Carta 15: Sobre força bruta e cérebros

A carta 15 recomenda que  encontremos um equilíbrio entre treinamento físico e treinamento mental. Também que sejamos gratos pelas coisas que já se possui e não enfatizemos demais as coisas que desejamos, porque tudo parece melhor quando você não a tem. Devemos manter nossos esforços no crescimento mental. Porque ainda hoje há uma grande ênfase em um corpo melhor, um corpo mais muscular e belo, mas esquecemos a importância de uma mente bonita e forte. Muitos se estressam por seus corpos, suam  na academia dia a dia, mas esquecem de exercitar suas mentes.

Mas não se preocupe, de acordo com Sêneca, você ainda deveria ir à academia, porém não gastar 4 horas por dia lá.  Na carta Sêneca inclusive recomenda exercícios físicos que estão na moda hoje!

(imagem  –  Escultura em relevo: Gregos lutando 500 a.C)

XV. Sobre força bruta e cérebros

Saudações de Sêneca a Lucílio.

☆ ☆ ☆ ☆ ☆ ☆ ☆

● Questões propostas:
• a. Relacione tudo o que, no texto sobre a carta 15 de Sêneca, a carta recomenda nas frases iniciadas por "A carta 15 recomenda que" e "Também que".
• b. Indique se cada afirmação abaixo está de acordo com o texto sobre a carta 15 de Sêneca:
(i) Sêneca aconselha deixar de frequentar a academia.
(ii) A imagem mencionada é uma escultura em relevo de gregos lutando.
(iii) Segundo o texto, muitos exercitam a mente, mas esquecem o corpo.
• c. Dê a continuação do texto sobre a carta 15 de Sêneca a partir do ponto em que ele termina.

☆ ☆ ☆ ☆ ☆ ☆ ☆

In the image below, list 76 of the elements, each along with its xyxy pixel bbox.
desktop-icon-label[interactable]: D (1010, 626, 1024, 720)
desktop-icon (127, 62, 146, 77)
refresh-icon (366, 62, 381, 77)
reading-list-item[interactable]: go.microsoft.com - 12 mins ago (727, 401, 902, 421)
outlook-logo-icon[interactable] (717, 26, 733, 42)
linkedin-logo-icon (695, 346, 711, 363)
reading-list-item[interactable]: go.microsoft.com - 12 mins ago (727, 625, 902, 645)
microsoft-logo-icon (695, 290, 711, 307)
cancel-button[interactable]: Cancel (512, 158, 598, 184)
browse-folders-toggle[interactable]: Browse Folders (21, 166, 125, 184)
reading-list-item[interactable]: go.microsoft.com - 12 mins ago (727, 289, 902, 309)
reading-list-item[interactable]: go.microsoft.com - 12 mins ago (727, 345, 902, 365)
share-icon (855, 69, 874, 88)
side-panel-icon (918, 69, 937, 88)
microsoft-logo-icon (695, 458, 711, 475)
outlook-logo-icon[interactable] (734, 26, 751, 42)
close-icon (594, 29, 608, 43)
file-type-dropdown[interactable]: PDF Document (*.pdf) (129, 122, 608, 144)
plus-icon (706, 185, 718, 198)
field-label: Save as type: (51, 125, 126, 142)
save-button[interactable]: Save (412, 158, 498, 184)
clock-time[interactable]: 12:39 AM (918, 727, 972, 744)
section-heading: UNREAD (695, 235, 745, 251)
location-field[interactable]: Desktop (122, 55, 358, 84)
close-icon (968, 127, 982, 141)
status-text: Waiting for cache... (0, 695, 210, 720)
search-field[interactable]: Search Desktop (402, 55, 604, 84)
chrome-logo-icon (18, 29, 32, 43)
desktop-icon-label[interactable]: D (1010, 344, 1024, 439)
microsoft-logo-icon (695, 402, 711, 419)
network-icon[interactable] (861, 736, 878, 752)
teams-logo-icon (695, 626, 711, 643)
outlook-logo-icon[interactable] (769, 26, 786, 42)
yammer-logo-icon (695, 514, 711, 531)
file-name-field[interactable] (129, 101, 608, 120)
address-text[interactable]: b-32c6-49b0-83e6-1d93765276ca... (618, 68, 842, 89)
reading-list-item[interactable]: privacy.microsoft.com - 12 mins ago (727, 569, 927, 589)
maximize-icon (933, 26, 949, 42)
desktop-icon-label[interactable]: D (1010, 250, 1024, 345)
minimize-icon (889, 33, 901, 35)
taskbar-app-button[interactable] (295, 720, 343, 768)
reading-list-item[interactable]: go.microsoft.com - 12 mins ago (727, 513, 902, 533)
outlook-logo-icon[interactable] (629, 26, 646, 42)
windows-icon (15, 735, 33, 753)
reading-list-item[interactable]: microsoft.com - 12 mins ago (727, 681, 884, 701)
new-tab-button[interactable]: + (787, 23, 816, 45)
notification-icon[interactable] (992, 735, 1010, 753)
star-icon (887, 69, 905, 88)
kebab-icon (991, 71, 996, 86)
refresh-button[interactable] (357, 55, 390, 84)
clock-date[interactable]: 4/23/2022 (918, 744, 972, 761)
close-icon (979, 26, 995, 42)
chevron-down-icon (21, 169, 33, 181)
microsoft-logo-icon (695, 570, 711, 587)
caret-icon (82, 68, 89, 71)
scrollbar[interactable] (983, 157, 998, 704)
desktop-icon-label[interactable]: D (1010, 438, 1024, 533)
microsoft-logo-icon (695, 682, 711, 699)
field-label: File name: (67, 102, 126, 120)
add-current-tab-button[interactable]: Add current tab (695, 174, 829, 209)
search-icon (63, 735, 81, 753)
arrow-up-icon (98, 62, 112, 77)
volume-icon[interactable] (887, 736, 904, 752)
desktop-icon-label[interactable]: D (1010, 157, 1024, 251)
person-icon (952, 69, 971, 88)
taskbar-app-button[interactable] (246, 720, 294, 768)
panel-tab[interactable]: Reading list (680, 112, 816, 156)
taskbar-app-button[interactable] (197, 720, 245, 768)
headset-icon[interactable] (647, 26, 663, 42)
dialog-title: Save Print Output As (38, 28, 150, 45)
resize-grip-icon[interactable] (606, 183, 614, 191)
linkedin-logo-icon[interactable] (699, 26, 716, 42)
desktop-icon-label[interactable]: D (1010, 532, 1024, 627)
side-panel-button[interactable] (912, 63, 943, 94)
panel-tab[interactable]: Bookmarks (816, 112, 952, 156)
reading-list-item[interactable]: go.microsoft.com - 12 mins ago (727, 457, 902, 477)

☆ ☆ ☆ ☆ ☆ ☆ ☆

● Respostas:
• a.
- Que encontremos um equilíbrio entre treinamento físico e treinamento mental.
- Que sejamos gratos pelas coisas que já se possui.
- Que não enfatizemos demais as coisas que desejamos.

• b.
(i) Não: "você ainda deveria ir à academia, porém não gastar 4 horas por dia lá".
(ii) Sim: "Escultura em relevo: Gregos lutando 500 a.C".
(iii) Não: "mas esquecem de exercitar suas mentes".

• c.
  1. Os antigos romanos tinham um costume que sobreviveu até a minha época. Eles acrescentariam às primeiras palavras de uma carta: “Se você está bem, está bom, eu também estou bem.” Pessoas como nós faríamos bem em dizer. “Se você está estudando filosofia, está bem.” Pois isso é exatamente o que significa “estar bem”. Sem filosofia, a mente é enferma, e o corpo, também, embora possa ser muito poderoso, é forte apenas como o de um louco é forte.
  2. Este, então, é o tipo de saúde que você deve cultivar em primeiro lugar; o outro tipo de saúde vem em segundo lugar, e envolverá pouco esforço, se você deseja estar bem fisicamente. É loucura, meu caro Lucílio, e muito impróprio para um homem culto, trabalhar duro para desenvolver os músculos e alargar os ombros e fortalecer os pulmões. Pois embora a alimentação pesada produza bons resultados e seus tendões cresçam sólidos, você nunca poderá sobressair, seja em força ou em peso, quando comparado com um touro. Além disso, ao sobrecarregar o corpo com comida você estrangula a alma e a torna menos ativa. Assim, limite o corpo, tanto quanto possível, e permita total liberdade ao espírito.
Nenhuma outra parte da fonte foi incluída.